— BEGIN —

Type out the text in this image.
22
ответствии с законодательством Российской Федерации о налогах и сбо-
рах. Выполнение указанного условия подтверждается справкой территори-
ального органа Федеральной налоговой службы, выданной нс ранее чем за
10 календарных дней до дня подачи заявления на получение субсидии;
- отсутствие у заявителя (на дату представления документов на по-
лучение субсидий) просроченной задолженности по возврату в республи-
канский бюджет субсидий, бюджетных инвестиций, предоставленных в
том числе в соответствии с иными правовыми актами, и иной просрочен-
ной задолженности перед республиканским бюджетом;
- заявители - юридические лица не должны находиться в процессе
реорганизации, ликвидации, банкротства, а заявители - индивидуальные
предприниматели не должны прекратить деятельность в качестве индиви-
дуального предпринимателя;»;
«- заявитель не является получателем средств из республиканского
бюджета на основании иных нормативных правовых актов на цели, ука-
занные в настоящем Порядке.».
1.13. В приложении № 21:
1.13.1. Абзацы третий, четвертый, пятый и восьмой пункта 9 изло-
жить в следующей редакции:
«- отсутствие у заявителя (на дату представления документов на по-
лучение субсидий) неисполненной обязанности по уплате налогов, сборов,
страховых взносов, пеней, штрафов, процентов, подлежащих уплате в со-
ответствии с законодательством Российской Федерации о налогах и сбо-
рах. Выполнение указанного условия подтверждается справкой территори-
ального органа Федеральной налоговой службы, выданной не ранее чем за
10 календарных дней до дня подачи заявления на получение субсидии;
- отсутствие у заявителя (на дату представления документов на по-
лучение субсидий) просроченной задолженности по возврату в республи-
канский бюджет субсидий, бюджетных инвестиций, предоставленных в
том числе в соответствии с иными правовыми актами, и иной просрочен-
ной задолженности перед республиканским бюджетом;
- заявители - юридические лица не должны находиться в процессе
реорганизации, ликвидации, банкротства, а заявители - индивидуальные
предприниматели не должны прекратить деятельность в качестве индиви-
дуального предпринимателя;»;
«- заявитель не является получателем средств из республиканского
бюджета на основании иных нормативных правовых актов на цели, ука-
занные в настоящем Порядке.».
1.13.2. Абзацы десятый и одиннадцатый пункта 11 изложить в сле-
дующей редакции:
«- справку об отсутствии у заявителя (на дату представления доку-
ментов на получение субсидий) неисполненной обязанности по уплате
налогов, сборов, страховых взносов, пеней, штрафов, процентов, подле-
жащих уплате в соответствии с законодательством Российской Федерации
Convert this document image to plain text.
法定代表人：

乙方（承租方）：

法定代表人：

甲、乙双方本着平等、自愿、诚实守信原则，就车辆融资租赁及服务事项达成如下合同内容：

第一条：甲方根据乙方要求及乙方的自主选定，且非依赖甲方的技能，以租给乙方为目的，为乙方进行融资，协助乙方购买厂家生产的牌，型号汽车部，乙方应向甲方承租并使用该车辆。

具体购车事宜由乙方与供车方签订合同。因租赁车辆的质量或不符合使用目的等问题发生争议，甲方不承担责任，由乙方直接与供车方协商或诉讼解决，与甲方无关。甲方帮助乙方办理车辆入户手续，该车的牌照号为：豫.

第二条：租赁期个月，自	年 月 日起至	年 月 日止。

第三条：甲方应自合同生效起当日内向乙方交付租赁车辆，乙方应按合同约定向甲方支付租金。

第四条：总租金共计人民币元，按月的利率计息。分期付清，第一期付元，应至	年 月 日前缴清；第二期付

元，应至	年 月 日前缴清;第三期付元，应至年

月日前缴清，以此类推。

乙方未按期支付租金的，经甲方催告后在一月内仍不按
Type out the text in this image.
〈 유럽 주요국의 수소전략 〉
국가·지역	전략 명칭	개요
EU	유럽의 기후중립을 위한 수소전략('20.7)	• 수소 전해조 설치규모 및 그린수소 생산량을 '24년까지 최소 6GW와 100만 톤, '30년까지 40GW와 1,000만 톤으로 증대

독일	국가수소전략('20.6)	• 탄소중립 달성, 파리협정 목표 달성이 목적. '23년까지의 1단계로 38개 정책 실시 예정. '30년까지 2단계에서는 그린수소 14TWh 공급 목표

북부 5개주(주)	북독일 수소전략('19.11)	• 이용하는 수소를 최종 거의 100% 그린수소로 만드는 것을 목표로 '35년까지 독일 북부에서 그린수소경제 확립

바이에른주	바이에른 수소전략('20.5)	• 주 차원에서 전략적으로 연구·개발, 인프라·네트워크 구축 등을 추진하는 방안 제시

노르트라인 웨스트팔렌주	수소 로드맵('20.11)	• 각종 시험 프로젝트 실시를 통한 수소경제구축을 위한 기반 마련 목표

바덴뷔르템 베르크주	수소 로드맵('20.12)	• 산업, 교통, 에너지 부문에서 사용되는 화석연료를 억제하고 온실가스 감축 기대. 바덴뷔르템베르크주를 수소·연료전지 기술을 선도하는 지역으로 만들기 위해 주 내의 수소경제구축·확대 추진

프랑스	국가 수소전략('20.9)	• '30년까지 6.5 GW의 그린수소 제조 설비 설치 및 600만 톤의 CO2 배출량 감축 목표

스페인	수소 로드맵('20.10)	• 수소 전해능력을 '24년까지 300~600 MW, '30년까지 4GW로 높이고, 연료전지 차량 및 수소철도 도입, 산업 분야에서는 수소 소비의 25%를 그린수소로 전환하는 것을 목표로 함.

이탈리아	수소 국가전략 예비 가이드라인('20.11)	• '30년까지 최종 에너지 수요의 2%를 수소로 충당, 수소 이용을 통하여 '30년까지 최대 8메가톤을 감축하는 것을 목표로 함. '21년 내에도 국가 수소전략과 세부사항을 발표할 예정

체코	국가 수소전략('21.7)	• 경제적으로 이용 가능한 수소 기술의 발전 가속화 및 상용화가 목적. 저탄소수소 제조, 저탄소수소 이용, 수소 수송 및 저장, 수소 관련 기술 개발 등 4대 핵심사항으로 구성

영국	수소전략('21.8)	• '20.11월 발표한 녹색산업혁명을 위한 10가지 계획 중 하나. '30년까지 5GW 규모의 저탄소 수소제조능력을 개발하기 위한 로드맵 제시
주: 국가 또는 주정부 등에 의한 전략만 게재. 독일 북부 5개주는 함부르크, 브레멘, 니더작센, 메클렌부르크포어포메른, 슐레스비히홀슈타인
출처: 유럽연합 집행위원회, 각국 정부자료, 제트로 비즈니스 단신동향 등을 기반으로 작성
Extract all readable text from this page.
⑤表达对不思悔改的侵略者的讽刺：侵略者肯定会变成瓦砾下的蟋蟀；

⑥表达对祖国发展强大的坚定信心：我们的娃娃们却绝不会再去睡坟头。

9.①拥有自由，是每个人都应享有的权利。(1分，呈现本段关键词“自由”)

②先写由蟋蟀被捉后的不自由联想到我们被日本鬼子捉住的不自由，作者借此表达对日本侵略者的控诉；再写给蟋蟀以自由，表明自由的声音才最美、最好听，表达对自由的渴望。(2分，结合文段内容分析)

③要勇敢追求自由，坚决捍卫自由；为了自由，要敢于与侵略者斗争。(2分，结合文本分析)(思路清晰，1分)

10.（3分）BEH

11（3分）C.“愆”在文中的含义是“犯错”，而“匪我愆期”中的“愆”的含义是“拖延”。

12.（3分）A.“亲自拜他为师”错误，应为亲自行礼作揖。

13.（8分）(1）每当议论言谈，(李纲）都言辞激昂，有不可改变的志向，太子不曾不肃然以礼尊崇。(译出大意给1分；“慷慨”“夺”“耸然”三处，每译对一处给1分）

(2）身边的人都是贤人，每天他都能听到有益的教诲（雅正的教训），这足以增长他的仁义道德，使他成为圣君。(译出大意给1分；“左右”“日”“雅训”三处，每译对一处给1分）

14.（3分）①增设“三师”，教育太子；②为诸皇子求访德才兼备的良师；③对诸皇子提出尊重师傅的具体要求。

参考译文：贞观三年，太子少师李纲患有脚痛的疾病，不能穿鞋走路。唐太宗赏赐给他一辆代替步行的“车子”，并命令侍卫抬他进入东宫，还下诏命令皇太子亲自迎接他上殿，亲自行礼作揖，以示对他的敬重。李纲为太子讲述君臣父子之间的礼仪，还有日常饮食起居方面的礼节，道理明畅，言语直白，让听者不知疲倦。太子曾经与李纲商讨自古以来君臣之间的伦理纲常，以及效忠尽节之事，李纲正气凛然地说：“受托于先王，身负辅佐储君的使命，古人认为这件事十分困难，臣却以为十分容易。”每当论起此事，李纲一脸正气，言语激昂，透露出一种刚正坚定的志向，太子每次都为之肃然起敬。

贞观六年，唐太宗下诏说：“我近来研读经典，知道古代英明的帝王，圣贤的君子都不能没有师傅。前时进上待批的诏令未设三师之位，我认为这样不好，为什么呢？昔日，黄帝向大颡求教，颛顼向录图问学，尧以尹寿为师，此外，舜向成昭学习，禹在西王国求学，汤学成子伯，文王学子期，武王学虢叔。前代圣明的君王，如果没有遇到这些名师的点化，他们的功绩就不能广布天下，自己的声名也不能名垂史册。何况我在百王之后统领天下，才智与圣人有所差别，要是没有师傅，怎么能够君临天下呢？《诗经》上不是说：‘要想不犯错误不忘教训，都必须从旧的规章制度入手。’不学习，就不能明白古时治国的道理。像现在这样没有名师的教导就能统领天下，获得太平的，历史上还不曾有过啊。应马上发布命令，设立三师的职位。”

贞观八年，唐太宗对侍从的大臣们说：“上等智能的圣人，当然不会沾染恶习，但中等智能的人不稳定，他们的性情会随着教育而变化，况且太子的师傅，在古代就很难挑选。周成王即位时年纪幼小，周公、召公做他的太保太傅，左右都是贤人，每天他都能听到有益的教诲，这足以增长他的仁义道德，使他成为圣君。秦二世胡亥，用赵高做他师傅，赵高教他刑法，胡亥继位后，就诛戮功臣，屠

— END —

• [Exercise requirements]
Using the listing, copy every line where the word "страховых" shows up.

• [Answer to the exercise]
страховых взносов, пеней, штрафов, процентов, подлежащих уплате в со-
налогов, сборов, страховых взносов, пеней, штрафов, процентов, подле-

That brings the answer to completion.